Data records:
/---

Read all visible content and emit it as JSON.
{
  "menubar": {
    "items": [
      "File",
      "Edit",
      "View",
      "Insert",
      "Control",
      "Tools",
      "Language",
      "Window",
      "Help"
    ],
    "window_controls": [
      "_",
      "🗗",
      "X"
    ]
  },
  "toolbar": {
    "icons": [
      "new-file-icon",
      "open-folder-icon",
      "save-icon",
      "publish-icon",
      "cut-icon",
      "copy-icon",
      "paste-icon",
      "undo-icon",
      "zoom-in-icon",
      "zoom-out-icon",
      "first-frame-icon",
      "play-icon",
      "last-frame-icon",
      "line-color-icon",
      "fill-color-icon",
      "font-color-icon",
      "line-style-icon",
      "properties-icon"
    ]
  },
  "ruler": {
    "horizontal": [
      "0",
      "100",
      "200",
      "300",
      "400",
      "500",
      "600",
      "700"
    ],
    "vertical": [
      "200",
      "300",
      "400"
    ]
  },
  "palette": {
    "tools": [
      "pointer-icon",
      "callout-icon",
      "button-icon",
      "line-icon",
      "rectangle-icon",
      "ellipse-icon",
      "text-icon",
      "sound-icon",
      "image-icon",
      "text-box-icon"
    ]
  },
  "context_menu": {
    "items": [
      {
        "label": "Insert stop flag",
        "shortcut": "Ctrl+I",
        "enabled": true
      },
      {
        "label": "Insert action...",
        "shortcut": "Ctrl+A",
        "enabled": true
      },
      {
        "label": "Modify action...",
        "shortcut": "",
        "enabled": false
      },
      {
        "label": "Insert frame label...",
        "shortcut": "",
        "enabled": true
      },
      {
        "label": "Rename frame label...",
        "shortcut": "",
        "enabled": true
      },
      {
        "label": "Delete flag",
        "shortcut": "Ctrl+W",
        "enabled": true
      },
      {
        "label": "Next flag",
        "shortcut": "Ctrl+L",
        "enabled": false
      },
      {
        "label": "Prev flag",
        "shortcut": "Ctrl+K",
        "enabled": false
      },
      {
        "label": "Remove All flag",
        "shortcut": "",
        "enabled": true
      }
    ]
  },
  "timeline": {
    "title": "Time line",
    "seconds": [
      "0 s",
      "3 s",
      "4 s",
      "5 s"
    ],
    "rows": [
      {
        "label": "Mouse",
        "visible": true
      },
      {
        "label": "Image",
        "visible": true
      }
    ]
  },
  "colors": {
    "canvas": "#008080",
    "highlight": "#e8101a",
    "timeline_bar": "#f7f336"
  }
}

\---

** Directions **
Return all of the entries exactly as they were supplied.

** Output of the task **
Read all visible content and emit it as JSON.
{
  "menubar": {
    "items": [
      "File",
      "Edit",
      "View",
      "Insert",
      "Control",
      "Tools",
      "Language",
      "Window",
      "Help"
    ],
    "window_controls": [
      "_",
      "🗗",
      "X"
    ]
  },
  "toolbar": {
    "icons": [
      "new-file-icon",
      "open-folder-icon",
      "save-icon",
      "publish-icon",
      "cut-icon",
      "copy-icon",
      "paste-icon",
      "undo-icon",
      "zoom-in-icon",
      "zoom-out-icon",
      "first-frame-icon",
      "play-icon",
      "last-frame-icon",
      "line-color-icon",
      "fill-color-icon",
      "font-color-icon",
      "line-style-icon",
      "properties-icon"
    ]
  },
  "ruler": {
    "horizontal": [
      "0",
      "100",
      "200",
      "300",
      "400",
      "500",
      "600",
      "700"
    ],
    "vertical": [
      "200",
      "300",
      "400"
    ]
  },
  "palette": {
    "tools": [
      "pointer-icon",
      "callout-icon",
      "button-icon",
      "line-icon",
      "rectangle-icon",
      "ellipse-icon",
      "text-icon",
      "sound-icon",
      "image-icon",
      "text-box-icon"
    ]
  },
  "context_menu": {
    "items": [
      {
        "label": "Insert stop flag",
        "shortcut": "Ctrl+I",
        "enabled": true
      },
      {
        "label": "Insert action...",
        "shortcut": "Ctrl+A",
        "enabled": true
      },
      {
        "label": "Modify action...",
        "shortcut": "",
        "enabled": false
      },
      {
        "label": "Insert frame label...",
        "shortcut": "",
        "enabled": true
      },
      {
        "label": "Rename frame label...",
        "shortcut": "",
        "enabled": true
      },
      {
        "label": "Delete flag",
        "shortcut": "Ctrl+W",
        "enabled": true
      },
      {
        "label": "Next flag",
        "shortcut": "Ctrl+L",
        "enabled": false
      },
      {
        "label": "Prev flag",
        "shortcut": "Ctrl+K",
        "enabled": false
      },
      {
        "label": "Remove All flag",
        "shortcut": "",
        "enabled": true
      }
    ]
  },
  "timeline": {
    "title": "Time line",
    "seconds": [
      "0 s",
      "3 s",
      "4 s",
      "5 s"
    ],
    "rows": [
      {
        "label": "Mouse",
        "visible": true
      },
      {
        "label": "Image",
        "visible": true
      }
    ]
  },
  "colors": {
    "canvas": "#008080",
    "highlight": "#e8101a",
    "timeline_bar": "#f7f336"
  }
}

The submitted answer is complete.